(Stored entries)
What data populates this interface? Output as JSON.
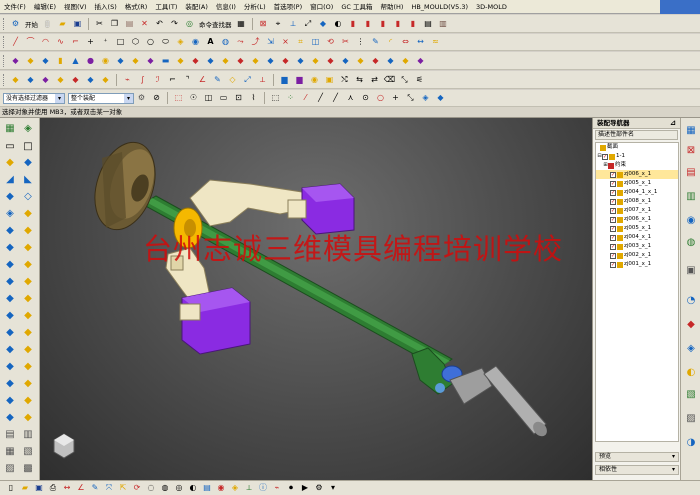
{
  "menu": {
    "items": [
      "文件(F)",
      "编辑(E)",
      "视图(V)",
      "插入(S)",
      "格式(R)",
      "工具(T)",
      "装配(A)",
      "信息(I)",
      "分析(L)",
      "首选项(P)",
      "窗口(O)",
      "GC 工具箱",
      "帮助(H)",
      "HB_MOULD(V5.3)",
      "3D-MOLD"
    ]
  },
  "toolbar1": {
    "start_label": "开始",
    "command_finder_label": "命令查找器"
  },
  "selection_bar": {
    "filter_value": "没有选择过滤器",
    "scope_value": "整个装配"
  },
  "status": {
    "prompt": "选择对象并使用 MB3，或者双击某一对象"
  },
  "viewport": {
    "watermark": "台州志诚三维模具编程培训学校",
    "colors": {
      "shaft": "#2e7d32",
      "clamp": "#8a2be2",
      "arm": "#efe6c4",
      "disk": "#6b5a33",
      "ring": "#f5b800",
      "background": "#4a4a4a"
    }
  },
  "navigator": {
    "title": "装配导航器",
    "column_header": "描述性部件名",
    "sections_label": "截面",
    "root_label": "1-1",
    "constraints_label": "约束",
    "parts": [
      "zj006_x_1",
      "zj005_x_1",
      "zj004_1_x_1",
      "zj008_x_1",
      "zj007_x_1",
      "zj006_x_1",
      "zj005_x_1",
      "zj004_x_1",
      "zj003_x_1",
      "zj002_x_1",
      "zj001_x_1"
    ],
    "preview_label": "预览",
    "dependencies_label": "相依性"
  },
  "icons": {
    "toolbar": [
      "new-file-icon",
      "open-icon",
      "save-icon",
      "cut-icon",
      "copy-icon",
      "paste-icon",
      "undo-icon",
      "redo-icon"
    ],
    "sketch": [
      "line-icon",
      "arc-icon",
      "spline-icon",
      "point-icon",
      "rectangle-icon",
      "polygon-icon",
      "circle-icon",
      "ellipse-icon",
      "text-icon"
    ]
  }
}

...

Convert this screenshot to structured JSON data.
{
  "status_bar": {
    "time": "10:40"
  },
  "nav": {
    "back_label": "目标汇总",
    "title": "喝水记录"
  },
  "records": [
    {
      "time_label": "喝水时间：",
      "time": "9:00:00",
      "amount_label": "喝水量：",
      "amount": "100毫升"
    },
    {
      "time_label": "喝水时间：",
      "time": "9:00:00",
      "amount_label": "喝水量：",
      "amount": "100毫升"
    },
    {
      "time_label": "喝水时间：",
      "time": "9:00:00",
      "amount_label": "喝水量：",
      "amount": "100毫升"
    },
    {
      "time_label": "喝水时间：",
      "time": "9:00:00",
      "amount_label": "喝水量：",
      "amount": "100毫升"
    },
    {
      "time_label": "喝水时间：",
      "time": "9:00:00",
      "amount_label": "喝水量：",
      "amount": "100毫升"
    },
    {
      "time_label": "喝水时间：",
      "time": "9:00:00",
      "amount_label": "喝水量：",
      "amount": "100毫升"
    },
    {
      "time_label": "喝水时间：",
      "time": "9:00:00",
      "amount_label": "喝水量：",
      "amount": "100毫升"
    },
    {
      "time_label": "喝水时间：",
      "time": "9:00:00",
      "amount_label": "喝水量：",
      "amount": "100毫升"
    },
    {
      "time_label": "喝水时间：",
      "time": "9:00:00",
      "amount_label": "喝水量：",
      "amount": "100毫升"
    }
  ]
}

SET TASK: Sift through the entries and copy every line with "JSON".

COMPLETE ANSWER:
What data populates this interface? Output as JSON.
Convert this screenshot to structured JSON data.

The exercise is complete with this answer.